ページ抜粋 =
---

お肌のおはなし「アトピー性皮膚炎(1)」

――「月刊 おとなりさん」9月号(2000.09発行)より転載――

肥後尚孝

 今回はアトピー性皮膚炎の話をしましょう。

 アトピー性皮膚炎とは、遺伝的な体質(アレルギー体質・アトピー体質)に環境要因が引き金となって、慢性的に湿疹をくり返す病気です。つまり、アトピー性皮膚炎の患者さんの皮膚は生まれついて非常に敏感なのです。そのため、少しの刺激が加わっても簡単に炎症が起こってしまいます。このような遺伝的な体質がアトピー性皮膚炎の患者さんの背景にあるので、炎症を起こすような刺激を減らしたり、症状が軽いうちに対処してこじれさせないようにして、病気を上手にコントロールすることが大変重要になってきます。

 アトピー性皮膚炎を上手にコントロールするには、(1)基本はスキンケア。(2)次に薬による治療。この二つが重要なポイントになります。

 アトピー性皮膚炎の皮膚は、バリアが弱くなった「ドライスキン(乾燥肌)=敏感肌」になっています。このドライスキンの状態を改善するにはスキンケアが重要になります。また、皮膚に刺激を与えないためには、ライフスタイルの改善も重要になります。

---

データセットの項目
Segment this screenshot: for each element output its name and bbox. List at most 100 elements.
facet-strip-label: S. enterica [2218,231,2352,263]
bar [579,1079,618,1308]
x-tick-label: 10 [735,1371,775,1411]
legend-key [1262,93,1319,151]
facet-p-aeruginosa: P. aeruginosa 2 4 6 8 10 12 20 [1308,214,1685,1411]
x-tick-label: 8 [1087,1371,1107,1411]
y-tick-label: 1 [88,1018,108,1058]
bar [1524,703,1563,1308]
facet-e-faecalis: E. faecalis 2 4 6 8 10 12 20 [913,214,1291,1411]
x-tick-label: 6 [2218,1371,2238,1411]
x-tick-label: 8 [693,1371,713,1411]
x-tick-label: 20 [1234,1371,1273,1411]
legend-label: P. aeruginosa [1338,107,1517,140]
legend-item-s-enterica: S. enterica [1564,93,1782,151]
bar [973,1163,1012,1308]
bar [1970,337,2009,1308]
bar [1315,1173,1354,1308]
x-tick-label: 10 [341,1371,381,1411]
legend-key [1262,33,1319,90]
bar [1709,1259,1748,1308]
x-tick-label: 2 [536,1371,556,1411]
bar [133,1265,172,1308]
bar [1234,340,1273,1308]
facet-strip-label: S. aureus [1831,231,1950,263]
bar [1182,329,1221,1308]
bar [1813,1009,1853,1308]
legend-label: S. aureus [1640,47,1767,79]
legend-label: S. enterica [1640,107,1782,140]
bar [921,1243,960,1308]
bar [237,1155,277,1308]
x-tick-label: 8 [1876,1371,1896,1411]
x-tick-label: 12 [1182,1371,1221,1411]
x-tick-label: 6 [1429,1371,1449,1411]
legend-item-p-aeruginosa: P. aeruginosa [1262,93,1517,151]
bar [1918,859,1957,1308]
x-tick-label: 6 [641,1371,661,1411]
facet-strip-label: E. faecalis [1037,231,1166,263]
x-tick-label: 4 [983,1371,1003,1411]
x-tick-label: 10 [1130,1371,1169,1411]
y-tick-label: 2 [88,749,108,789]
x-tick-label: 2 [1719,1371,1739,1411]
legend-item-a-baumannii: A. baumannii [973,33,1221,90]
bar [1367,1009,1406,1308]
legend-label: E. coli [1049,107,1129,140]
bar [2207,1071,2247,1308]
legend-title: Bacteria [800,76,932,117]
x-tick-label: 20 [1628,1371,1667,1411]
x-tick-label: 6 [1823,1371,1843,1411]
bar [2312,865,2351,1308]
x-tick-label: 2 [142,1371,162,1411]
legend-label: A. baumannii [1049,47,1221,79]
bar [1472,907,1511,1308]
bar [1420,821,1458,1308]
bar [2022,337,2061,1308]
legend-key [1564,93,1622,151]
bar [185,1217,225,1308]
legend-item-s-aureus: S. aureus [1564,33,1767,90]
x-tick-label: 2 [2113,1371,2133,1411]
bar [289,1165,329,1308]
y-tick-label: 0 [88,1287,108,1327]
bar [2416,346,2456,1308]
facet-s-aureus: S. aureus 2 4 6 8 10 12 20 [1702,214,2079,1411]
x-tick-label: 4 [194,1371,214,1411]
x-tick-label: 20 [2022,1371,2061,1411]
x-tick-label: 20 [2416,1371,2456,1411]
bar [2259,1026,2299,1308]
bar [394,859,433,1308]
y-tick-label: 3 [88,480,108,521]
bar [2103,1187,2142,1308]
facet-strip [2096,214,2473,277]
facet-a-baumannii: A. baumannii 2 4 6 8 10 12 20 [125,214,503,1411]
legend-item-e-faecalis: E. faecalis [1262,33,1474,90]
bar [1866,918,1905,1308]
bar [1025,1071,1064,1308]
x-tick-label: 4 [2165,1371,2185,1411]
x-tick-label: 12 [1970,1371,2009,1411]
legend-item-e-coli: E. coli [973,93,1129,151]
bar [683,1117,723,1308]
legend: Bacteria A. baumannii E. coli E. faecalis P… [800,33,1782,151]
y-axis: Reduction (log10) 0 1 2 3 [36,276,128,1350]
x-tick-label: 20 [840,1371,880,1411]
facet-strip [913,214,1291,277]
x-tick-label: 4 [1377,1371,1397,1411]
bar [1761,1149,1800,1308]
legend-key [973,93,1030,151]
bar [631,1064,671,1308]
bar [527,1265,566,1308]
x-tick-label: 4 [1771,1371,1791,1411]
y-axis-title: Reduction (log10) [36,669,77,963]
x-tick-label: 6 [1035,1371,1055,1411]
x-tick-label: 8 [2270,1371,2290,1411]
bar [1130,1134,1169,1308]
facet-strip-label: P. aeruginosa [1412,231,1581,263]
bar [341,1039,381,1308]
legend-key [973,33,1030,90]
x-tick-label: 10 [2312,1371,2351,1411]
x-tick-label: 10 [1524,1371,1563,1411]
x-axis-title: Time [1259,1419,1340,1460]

---

課題 1 =
次の(a)〜(c)の記述が、アトピー性皮膚炎に関する文章の内容と一致するかどうかを判定してください。各記述について「はい」または「いいえ」で答え、判断の根拠となる文章中の語句をそのまま引用してください。
(a) アトピー性皮膚炎を上手にコントロールするうえで、基本となるのは薬による治療である。
(b) アトピー性皮膚炎の皮膚は、バリアが弱くなった乾燥肌の状態になっている。
(c) この文章は「月刊 おとなりさん」9月号から転載されたものである。
課題 2 =
アトピー性皮膚炎に関する文章を、最後の文の後から書き継いでください。

解答欄 1 =
(a) いいえ。「(1)基本はスキンケア。(2)次に薬による治療。」
(b) はい。「バリアが弱くなった「ドライスキン(乾燥肌)=敏感肌」になっています」
(c) はい。「「月刊 おとなりさん」9月号(2000.09発行)より転載」

解答欄 2 =
まずスキンケアですが、これは清潔と保湿のことです。入浴で皮膚を清潔にしましょう。汗やほこりやあるいは垢やフケは皮膚を刺激するので、石けんやシャンプーを使って、こすらずに体を洗いましょう。また、洗った後は、よくすすいで、石けんやシャンプーが残らないようにしましょう。お湯を熱くしたり長湯は、皮膚を刺激するためかゆみを増やすので、ぬるめのお湯にさっとつかるようにしましょう。

 次に保湿ですが、入浴後は皮膚の保湿をはかりましょう。洗った後の皮膚は、水分が蒸発しやすい状態で、どんどん乾燥してしまいます。ですから、風呂上りや洗顔後は外用薬や保湿剤を塗って乾燥を防いで下さい。この清潔と保湿がワンセットになってはじめてスキンケアが完成します。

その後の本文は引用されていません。